▶ [EXERCISE PROMPT]: Copy each line of the records that contains the word "enfants".

■ ■ ■ ■

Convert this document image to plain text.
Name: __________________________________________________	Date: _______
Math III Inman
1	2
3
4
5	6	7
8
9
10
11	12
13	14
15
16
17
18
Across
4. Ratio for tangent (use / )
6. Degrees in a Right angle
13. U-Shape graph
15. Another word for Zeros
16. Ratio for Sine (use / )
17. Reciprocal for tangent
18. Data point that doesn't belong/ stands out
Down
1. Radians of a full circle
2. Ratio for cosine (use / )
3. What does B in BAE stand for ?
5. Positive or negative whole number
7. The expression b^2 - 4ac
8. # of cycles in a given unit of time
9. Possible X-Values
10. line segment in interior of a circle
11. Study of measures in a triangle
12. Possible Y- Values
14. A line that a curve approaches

■ ■ ■ ■

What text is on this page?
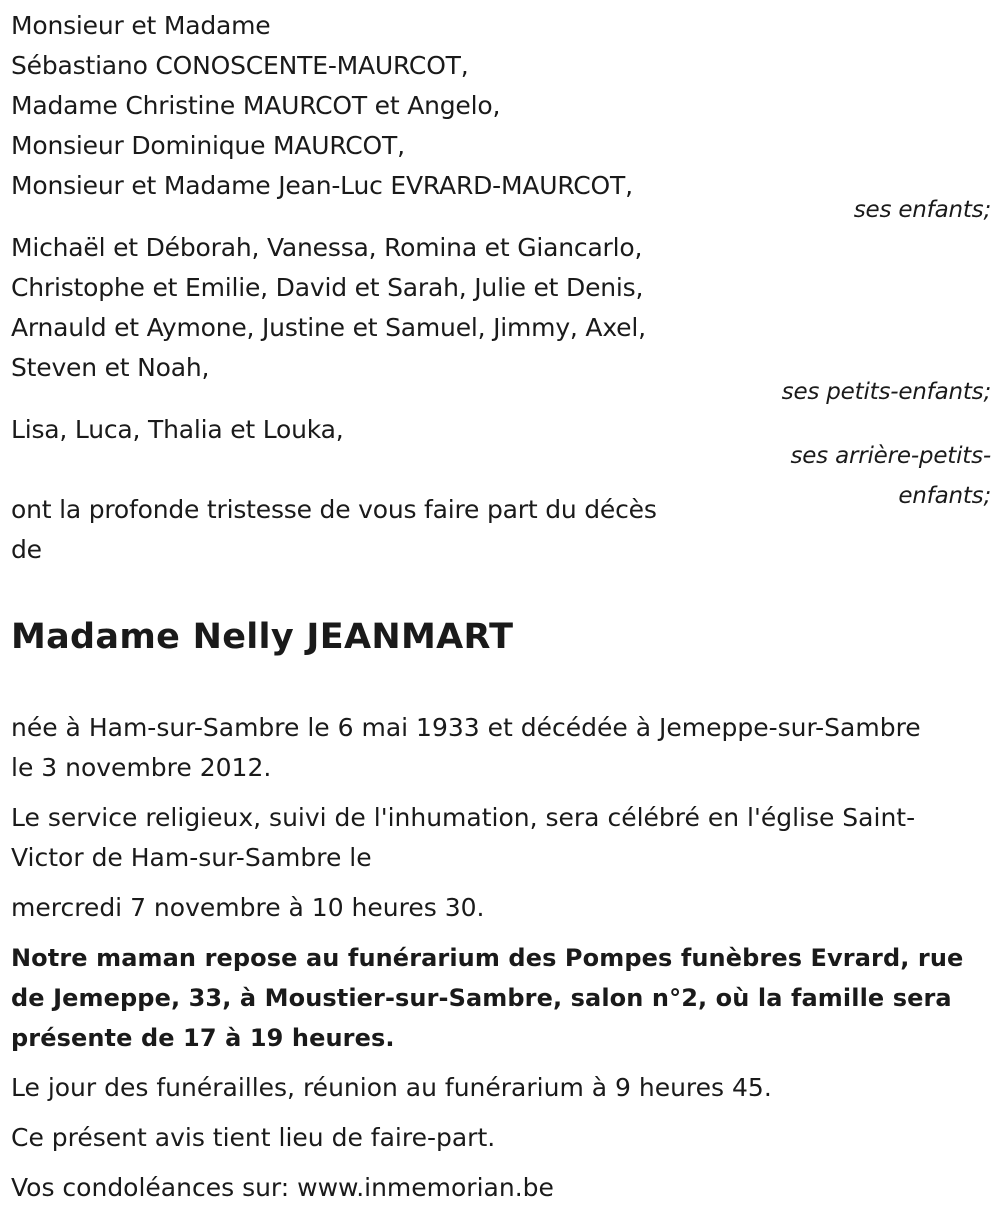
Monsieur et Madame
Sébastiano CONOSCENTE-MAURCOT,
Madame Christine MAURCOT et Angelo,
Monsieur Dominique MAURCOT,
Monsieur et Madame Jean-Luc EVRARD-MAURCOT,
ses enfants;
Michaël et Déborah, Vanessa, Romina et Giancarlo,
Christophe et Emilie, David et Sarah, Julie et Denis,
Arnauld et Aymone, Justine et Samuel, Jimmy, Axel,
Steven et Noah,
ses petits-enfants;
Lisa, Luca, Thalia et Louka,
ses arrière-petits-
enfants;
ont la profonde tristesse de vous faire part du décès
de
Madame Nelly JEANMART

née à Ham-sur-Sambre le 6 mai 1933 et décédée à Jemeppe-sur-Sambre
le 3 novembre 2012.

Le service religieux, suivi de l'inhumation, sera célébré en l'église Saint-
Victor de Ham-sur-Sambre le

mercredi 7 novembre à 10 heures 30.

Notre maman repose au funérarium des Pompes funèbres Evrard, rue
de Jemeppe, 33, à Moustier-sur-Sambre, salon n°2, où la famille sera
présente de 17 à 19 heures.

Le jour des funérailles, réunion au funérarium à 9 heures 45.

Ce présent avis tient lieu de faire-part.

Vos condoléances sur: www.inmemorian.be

■ ■ ■ ■

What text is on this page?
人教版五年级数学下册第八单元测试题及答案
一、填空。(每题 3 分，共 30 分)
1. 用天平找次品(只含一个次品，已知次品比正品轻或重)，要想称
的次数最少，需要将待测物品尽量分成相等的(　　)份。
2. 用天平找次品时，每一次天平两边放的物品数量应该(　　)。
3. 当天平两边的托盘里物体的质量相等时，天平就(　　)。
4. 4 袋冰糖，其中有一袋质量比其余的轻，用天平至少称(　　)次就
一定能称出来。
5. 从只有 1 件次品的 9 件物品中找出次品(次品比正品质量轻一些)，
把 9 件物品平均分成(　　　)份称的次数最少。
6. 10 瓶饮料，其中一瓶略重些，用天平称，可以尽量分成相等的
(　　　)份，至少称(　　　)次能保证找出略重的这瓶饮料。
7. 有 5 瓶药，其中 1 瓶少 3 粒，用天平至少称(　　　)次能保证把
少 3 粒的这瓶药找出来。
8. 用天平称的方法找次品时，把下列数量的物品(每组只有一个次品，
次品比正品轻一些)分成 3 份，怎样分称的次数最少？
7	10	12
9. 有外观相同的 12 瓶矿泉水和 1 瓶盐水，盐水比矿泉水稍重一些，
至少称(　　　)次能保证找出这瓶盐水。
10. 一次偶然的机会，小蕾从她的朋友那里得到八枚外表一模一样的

■ ■ ■ ■

▶ [EXPECTED OUTPUT]:
ses enfants;
ses petits-enfants;
enfants;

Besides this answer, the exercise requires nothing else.